Records from a collection of figures
════════════════════
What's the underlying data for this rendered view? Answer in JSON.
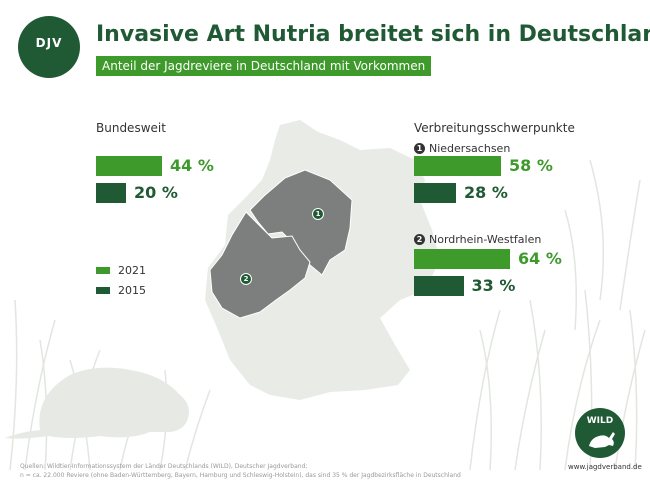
{
  "header": {
    "logo_text": "DJV",
    "title": "Invasive Art Nutria breitet sich in Deutschland aus",
    "subtitle": "Anteil der Jagdreviere in Deutschland mit Vorkommen"
  },
  "colors": {
    "dark_green": "#1f5a35",
    "light_green": "#3e9a2b",
    "map_germany": "#e8ebe6",
    "map_region": "#7c7f7d"
  },
  "chart_data": {
    "type": "bar",
    "orientation": "horizontal",
    "series": [
      {
        "name": "2021",
        "color": "#3e9a2b"
      },
      {
        "name": "2015",
        "color": "#1f5a35"
      }
    ],
    "groups": [
      {
        "key": "bundesweit",
        "label": "Bundesweit",
        "badge": "",
        "values": [
          44,
          20
        ],
        "labels": [
          "44 %",
          "20 %"
        ]
      },
      {
        "key": "niedersachsen",
        "label": "Niedersachsen",
        "badge": "1",
        "values": [
          58,
          28
        ],
        "labels": [
          "58 %",
          "28 %"
        ]
      },
      {
        "key": "nrw",
        "label": "Nordrhein-Westfalen",
        "badge": "2",
        "values": [
          64,
          33
        ],
        "labels": [
          "64 %",
          "33 %"
        ]
      }
    ],
    "section_heading": "Verbreitungsschwerpunkte",
    "legend": [
      "2021",
      "2015"
    ]
  },
  "map": {
    "markers": [
      "1",
      "2"
    ]
  },
  "footer": {
    "wild_logo_text": "WILD",
    "url": "www.jagdverband.de",
    "source_line1": "Quellen: Wildtier-Informationssystem der Länder Deutschlands (WILD), Deutscher Jagdverband;",
    "source_line2": "n = ca. 22.000 Reviere (ohne Baden-Württemberg, Bayern, Hamburg und Schleswig-Holstein), das sind 35 % der Jagdbezirksfläche in Deutschland"
  }
}
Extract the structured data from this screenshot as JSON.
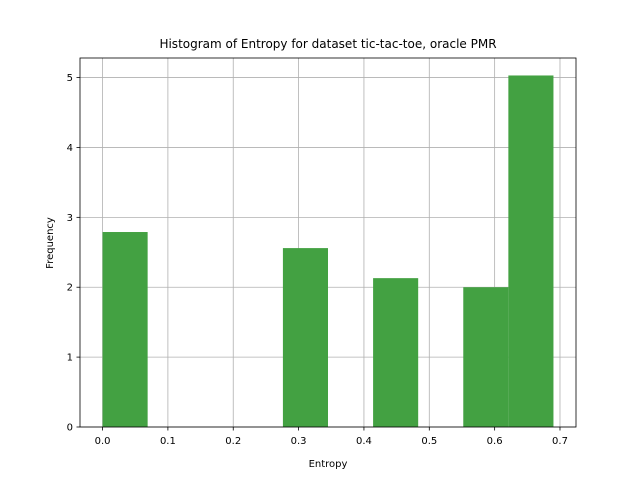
════════════════════
__Task description__:
Leave out the pictures and transcribe the entries above exactly.

__Answer for this exercise__:
What's the underlying data for this rendered view? Answer in JSON.
{
  "header": {
    "logo_text": "DJV",
    "title": "Invasive Art Nutria breitet sich in Deutschland aus",
    "subtitle": "Anteil der Jagdreviere in Deutschland mit Vorkommen"
  },
  "colors": {
    "dark_green": "#1f5a35",
    "light_green": "#3e9a2b",
    "map_germany": "#e8ebe6",
    "map_region": "#7c7f7d"
  },
  "chart_data": {
    "type": "bar",
    "orientation": "horizontal",
    "series": [
      {
        "name": "2021",
        "color": "#3e9a2b"
      },
      {
        "name": "2015",
        "color": "#1f5a35"
      }
    ],
    "groups": [
      {
        "key": "bundesweit",
        "label": "Bundesweit",
        "badge": "",
        "values": [
          44,
          20
        ],
        "labels": [
          "44 %",
          "20 %"
        ]
      },
      {
        "key": "niedersachsen",
        "label": "Niedersachsen",
        "badge": "1",
        "values": [
          58,
          28
        ],
        "labels": [
          "58 %",
          "28 %"
        ]
      },
      {
        "key": "nrw",
        "label": "Nordrhein-Westfalen",
        "badge": "2",
        "values": [
          64,
          33
        ],
        "labels": [
          "64 %",
          "33 %"
        ]
      }
    ],
    "section_heading": "Verbreitungsschwerpunkte",
    "legend": [
      "2021",
      "2015"
    ]
  },
  "map": {
    "markers": [
      "1",
      "2"
    ]
  },
  "footer": {
    "wild_logo_text": "WILD",
    "url": "www.jagdverband.de",
    "source_line1": "Quellen: Wildtier-Informationssystem der Länder Deutschlands (WILD), Deutscher Jagdverband;",
    "source_line2": "n = ca. 22.000 Reviere (ohne Baden-Württemberg, Bayern, Hamburg und Schleswig-Holstein), das sind 35 % der Jagdbezirksfläche in Deutschland"
  }
}
Extract the structured data from this screenshot as JSON.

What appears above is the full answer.